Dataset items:
────────────────────

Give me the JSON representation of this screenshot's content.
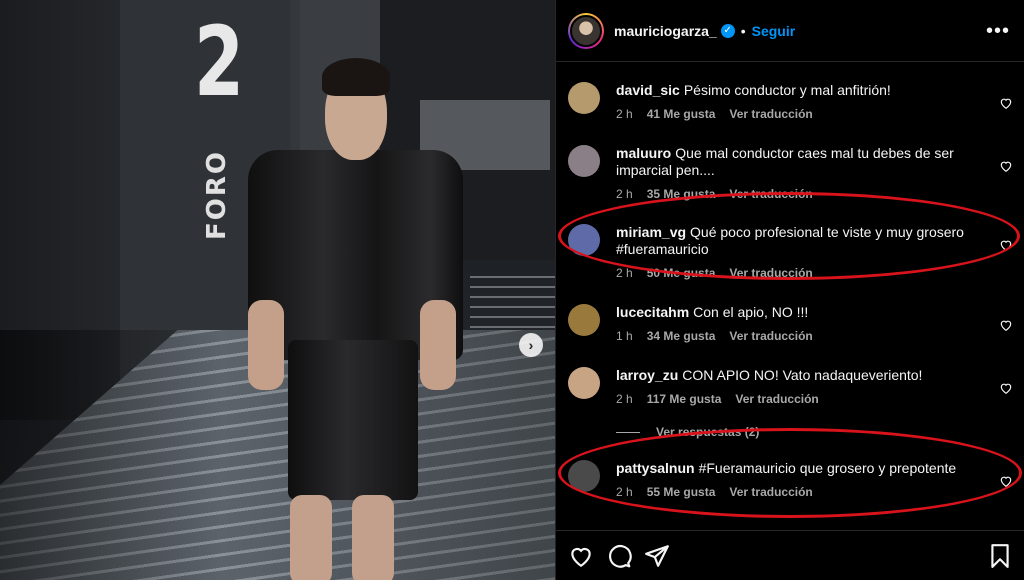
{
  "photo": {
    "wall_number": "2",
    "wall_text": "FORO",
    "next_icon": "chevron-right-icon"
  },
  "header": {
    "username": "mauriciogarza_",
    "verified": true,
    "separator": "•",
    "follow_label": "Seguir",
    "more_icon": "more-horizontal-icon"
  },
  "comments": [
    {
      "username": "david_sic",
      "text": "Pésimo conductor y mal anfitrión!",
      "time": "2 h",
      "likes": "41 Me gusta",
      "translate": "Ver traducción",
      "avatar_color": "#b59a6e"
    },
    {
      "username": "maluuro",
      "text": "Que mal conductor caes mal tu debes de ser imparcial pen....",
      "time": "2 h",
      "likes": "35 Me gusta",
      "translate": "Ver traducción",
      "avatar_color": "#8a7f86"
    },
    {
      "username": "miriam_vg",
      "text": "Qué poco profesional te viste y muy grosero #fueramauricio",
      "time": "2 h",
      "likes": "50 Me gusta",
      "translate": "Ver traducción",
      "avatar_color": "#5f6aa8"
    },
    {
      "username": "lucecitahm",
      "text": "Con el apio, NO !!!",
      "time": "1 h",
      "likes": "34 Me gusta",
      "translate": "Ver traducción",
      "avatar_color": "#9a7a3c"
    },
    {
      "username": "larroy_zu",
      "text": "CON APIO NO! Vato nadaqueveriento!",
      "time": "2 h",
      "likes": "117 Me gusta",
      "translate": "Ver traducción",
      "avatar_color": "#c7a483"
    },
    {
      "username": "pattysalnun",
      "text": "#Fueramauricio que grosero y prepotente",
      "time": "2 h",
      "likes": "55 Me gusta",
      "translate": "Ver traducción",
      "avatar_color": "#4a4a4a"
    }
  ],
  "replies_label": "Ver respuestas (2)",
  "actions": {
    "like_icon": "heart-icon",
    "comment_icon": "comment-icon",
    "share_icon": "send-icon",
    "save_icon": "bookmark-icon"
  },
  "colors": {
    "accent": "#0095f6",
    "annotation": "#d8131b",
    "background": "#000000",
    "muted_text": "#a8a8a8"
  }
}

────────────────────

TASK PROMPT =
Pick out and copy the lines of the entries that hold the string "icon".

WRITTEN SOLUTION =
    "next_icon": "chevron-right-icon"
    "more_icon": "more-horizontal-icon"
    "like_icon": "heart-icon",
    "comment_icon": "comment-icon",
    "share_icon": "send-icon",
    "save_icon": "bookmark-icon"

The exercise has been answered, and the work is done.